▶ **À faire**: D'après la note sur les trois volumes de Thierry de Montbrial, en quelle année L'Action et le système du monde a-t-il été publié en France ?

··· Extrait du texte ···

Cette note a été publiée dans le numéro d’hiver 2023 de Politique étrangère (n° 4/2023). Wilhelm Danca, professeur à l’université de Bucarest et membre correspondant de l’Académie roumaine, propose une analyse de trois des œuvres de Thierry de Montbrial, La Pensée et l’Action, Histoire de mon temps et Regards distanciés sur le monde actuel (tomes I et II), publiées respectivement en 2015, 2018 et 2022 à l’Academia Romana.
La maison d’édition de la Fondation nationale pour la science et l’art de l’Académie Roumaine a publié trois volumes signés de Thierry de Montbrial : La Pensée et l’Action en 2015, en 2018 Histoire de mon temps, puis en 2022 Regards distanciés sur le monde actuel en deux tomes. Les trois livres témoignent « du lien culturel et affectif qui, depuis un quart de siècle, unit l’auteur à la Roumanie », et en particulier au professeur Eugen Simion, cofondateur des séminaires « Penser l’Europe », qui introduit chaque volume.
La Pensée et l’Action comprend deux grandes parties. Dans la première section, « Praxéologie » – pour l’auteur : « science de l’action » –, on retrouve l’intégrale de L’Action et le système du monde[1], publié en France en 2002 et traduit en sept langues. Dans cet ouvrage, Thierry de Montbrial « développe une méthode générale à la fois théorique et pratique pour l’analyse des interactions entre unités actives et unités politiques, au-delà des entreprises ou des États […], et pour une meilleure compréhension des notions de bien collectif et de bien public ». Un travail inspiré par des recherches de jeunesse en économie mathématique, et plus encore par des dizaines d’années d’expérience et d’observation des relations internationales, au Centre d’analyse et de prévision du ministère français des Affaires étrangères, comme fondateur de l’Institut français des relations internationales (Ifri) et, plus récemment, de la World Policy Conference. Le texte de 2002 est ici accompagné de sept études offrant des éclairages complémentaires.
La deuxième partie du volume, « Variété » – en hommage à Paul Valéry –, regroupe quatre ensembles relativement homogènes. Le premier traite de questions directement liées à la notion de temps. Avec le deuxième ensemble, « Autour de la France et de l’Europe », on en revient à des réalités terrestres et européennes avec, en onze chapitres, des réflexions sur la géopolitique de la paix. Il s’agit ici essentiellement de la construction européenne : un remarquable laboratoire de gouvernance. On relèvera particulièrement le premier chapitre de ce deuxième ensemble, qui synthétise les vues de l’auteur sur la politique économique de pays développés comme la France. Le troisième ensemble regroupe des portraits de personnalités, pour la plupart françaises et contemporaines. L’auteur souligne l’importance de l’exercice : comme l’a écrit Pascal, la seule chose qui intéresse l’homme, c’est l’homme, et le fil conducteur reste la pensée et l’action, dans leurs dimensions matérielles et spirituelles. Le quatrième ensemble, « Circonstances », regroupe quelques textes clairement en rapport avec le couple pensée-action. Enfin, figurent dans le volume onze transcriptions, à peine retouchées, d’interventions improvisées au fil des ans dans le cadre du séminaire « Penser l’Europe ».

··· Données fournies ···

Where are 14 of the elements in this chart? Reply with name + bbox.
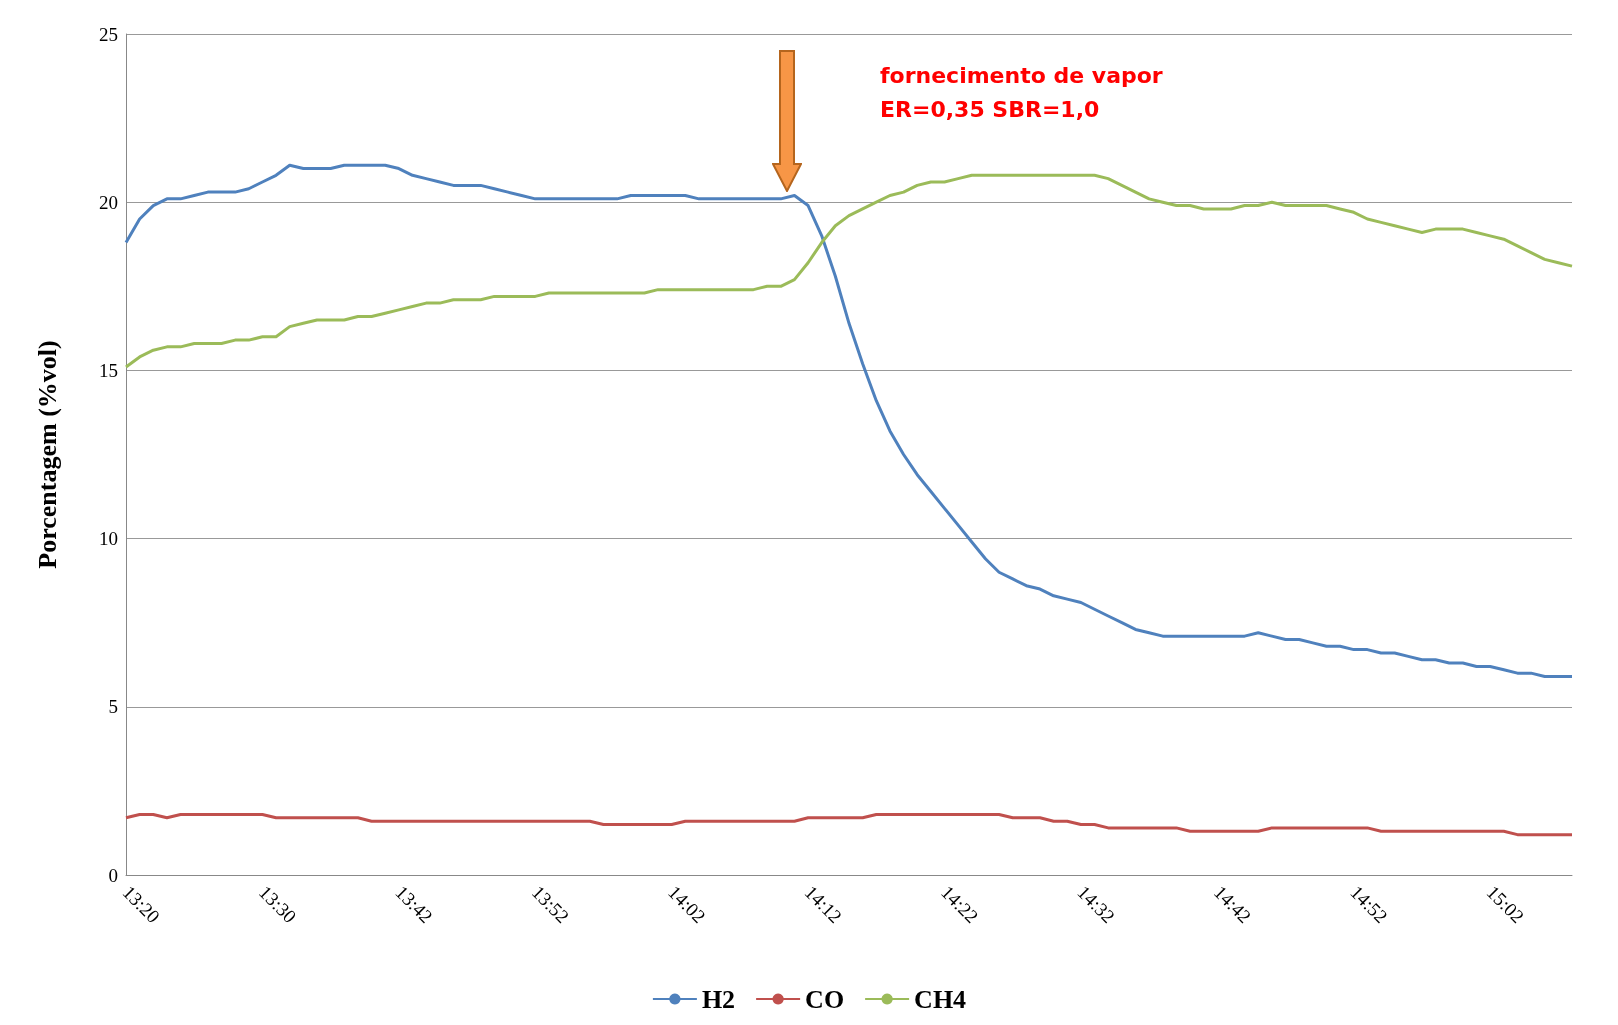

···

▶ **Réponse complète**: En 2002.